» Exercise 1:
Can you rewrite the source rows, starting at the first row and ending at the row containing "earnings-marker — [322, 439, 330, 448]", with every "volume-bar" changed to "volume-column" and nothing else altered?
Start Reading passage
The idol has a polished tongue but cannot speak, a scepter but cannot judge, weapons but cannot defend — and your gods might be the same.
In the first sustained burst of satirical polemic in the Letter of Jeremiah (Baruch 6), the sacred author exposes the utter impotence of Babylonian idols: crafted by human hands, dressed like dolls, robbed by their own priests, and incapable of defending themselves against rust, moths, or thieves. The passage is a rhetorical tour de force designed to inoculate exiled Israelites against the seductive splendour of pagan worship. At its theological core lies a stark contrast: the God of Israel acts, speaks, and saves, while the gods of the nations can do none of these things.
Verse 8 — The Polished Tongue The craftsman polishes the idol's tongue — the very organ of speech — yet the statue remains speechless. The irony is cutting and deliberate: human artistry can simulate every feature of a divine being except the one that matters most, the living word. In the ancient Near East, a deity's "mouth-opening" ritual (mīs pî) was performed to animate statues; the author mocks the futility of such rites. The idol is overlaid with gold and silver — gleaming, costly, impressive — yet the author delivers a blunt verdict: "they are only fake" (the Greek pseudē, "falsehoods"). The word choice is theologically charged: the idol is not merely useless but ontologically deceptive.
Verse 9 — The Crown of Vanity The craftsmen adorn the idol's head with golden crowns, just as one might decorate a young woman fond of fine things ("a virgin who loves to be happy"). The simile is deliberately diminishing. What pagans offer as royal homage to a god, the author reframes as a vain cosmetic gesture — the divine reduced to the frivolous. The crown, in Israelite tradition a symbol of sovereignty and covenant (cf. Ex 29:6; Ps 21:3), here becomes a prop, conferring no real authority.
End Reading passage
Start Data to use
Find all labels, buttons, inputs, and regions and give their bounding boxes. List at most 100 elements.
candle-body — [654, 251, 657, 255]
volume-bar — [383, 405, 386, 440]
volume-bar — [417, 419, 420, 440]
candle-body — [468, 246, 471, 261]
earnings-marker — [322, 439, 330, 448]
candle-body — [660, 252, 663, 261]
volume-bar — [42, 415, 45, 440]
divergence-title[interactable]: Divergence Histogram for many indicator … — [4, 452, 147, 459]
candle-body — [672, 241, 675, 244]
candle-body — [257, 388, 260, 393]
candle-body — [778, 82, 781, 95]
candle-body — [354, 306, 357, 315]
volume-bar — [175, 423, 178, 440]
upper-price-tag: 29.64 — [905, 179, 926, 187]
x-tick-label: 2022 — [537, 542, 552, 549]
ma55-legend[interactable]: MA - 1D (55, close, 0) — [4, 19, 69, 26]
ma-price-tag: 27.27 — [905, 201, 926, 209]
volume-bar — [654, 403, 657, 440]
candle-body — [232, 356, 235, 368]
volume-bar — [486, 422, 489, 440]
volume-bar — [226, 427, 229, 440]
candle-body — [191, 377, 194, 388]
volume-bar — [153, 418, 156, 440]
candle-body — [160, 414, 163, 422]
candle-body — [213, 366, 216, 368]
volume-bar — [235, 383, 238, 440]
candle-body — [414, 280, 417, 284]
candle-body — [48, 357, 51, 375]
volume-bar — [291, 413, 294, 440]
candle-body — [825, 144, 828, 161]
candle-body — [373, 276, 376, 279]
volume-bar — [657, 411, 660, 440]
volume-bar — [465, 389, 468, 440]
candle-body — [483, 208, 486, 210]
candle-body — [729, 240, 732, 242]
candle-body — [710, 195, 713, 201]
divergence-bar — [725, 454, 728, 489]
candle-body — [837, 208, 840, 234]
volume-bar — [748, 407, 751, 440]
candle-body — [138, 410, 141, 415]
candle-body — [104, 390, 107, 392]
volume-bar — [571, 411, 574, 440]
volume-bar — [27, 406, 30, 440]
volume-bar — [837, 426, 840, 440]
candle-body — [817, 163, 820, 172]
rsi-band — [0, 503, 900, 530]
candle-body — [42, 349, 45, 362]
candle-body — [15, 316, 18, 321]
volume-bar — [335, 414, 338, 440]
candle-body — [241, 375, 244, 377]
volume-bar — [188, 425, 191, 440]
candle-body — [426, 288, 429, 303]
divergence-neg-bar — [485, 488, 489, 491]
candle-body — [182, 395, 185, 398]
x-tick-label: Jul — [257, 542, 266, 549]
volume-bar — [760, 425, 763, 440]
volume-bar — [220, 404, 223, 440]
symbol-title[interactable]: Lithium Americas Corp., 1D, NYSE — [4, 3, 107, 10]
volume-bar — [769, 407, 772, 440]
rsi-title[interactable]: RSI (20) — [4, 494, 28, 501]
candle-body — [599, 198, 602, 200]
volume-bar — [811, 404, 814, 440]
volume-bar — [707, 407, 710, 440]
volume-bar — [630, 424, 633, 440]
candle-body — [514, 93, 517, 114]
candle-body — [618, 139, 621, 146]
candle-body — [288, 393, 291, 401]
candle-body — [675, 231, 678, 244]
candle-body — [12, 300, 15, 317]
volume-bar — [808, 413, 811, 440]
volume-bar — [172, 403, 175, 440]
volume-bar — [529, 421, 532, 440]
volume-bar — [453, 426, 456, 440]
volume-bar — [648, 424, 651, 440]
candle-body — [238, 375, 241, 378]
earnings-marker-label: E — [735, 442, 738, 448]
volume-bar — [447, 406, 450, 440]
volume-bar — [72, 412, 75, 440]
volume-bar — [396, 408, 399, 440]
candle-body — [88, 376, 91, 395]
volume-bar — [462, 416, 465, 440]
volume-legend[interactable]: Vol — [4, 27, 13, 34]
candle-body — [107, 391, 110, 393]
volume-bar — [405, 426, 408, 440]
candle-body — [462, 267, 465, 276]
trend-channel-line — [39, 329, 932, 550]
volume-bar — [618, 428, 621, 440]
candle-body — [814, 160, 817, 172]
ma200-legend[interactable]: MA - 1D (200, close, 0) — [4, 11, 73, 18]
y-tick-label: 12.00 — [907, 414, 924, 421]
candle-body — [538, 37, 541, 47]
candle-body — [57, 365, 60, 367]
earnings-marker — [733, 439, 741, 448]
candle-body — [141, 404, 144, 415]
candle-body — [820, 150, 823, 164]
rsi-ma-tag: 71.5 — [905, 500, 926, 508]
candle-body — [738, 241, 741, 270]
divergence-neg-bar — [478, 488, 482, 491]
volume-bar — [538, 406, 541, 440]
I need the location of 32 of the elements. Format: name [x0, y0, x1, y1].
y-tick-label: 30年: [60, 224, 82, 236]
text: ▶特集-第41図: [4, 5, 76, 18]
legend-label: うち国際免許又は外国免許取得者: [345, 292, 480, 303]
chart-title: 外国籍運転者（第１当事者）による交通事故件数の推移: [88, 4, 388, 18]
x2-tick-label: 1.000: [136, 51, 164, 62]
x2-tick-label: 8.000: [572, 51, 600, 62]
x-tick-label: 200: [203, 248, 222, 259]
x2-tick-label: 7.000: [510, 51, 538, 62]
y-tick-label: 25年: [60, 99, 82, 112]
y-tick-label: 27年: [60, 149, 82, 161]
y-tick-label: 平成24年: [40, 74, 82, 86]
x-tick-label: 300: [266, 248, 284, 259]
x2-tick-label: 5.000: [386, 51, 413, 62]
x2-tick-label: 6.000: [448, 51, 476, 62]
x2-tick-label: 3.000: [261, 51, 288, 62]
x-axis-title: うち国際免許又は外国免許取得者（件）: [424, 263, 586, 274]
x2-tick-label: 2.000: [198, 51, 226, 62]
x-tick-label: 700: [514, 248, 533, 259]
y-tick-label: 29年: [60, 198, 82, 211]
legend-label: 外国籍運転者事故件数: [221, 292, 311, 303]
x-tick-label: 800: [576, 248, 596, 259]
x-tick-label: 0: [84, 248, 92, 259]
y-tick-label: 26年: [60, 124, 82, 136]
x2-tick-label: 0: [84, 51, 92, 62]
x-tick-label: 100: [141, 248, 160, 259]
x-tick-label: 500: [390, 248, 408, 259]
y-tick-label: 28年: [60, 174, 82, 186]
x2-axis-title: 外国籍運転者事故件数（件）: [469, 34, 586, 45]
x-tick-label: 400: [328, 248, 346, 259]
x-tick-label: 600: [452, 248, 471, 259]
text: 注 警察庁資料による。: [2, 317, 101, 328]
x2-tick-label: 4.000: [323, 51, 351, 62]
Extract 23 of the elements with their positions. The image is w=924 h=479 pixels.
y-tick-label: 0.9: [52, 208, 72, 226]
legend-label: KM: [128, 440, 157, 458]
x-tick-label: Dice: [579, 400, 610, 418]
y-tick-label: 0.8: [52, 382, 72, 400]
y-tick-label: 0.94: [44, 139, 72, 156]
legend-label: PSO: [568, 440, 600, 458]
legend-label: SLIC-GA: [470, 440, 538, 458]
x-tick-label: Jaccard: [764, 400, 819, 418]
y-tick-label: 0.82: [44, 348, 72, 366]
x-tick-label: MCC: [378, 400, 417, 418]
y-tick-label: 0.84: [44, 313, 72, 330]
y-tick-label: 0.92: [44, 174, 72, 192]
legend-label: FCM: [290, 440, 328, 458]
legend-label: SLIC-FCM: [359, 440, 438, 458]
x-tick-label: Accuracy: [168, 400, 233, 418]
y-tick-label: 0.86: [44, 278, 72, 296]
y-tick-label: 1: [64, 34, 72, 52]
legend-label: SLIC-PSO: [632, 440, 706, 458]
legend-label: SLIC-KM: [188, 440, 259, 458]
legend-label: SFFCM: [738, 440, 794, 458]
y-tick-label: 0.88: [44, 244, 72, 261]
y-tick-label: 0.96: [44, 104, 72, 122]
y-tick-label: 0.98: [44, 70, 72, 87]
End Data to use
» Exercise 2:
Can you extend the commentary on the idols in the Letter of Jeremiah past its final sentence?

» Response 1:
Find all labels, buttons, inputs, and regions and give their bounding boxes. List at most 100 elements.
candle-body — [654, 251, 657, 255]
volume-column — [383, 405, 386, 440]
volume-column — [417, 419, 420, 440]
candle-body — [468, 246, 471, 261]
earnings-marker — [322, 439, 330, 448]

» Response 2:
Verses 10–11 — Priests Who Rob Their Own Gods The satire sharpens into scandal. Priests help themselves to the gold and silver of the cult, spending it on personal pleasures and even on prostitutes. Two layers of desacralisation operate simultaneously: first, the priests' behaviour reveals that even the idol's own servants do not truly believe in its power or personhood; second, the idol, dressed up "like men" (the Greek notes both male garments and the gods of silver, gold, and wood), is stripped of dignity by those most obligated to uphold it. Dressing the idol recalls the futile attempts to animate what is inert; the mixture of materials (silver, gold, wood) parodies the splendour of the Jerusalem Temple's furnishings.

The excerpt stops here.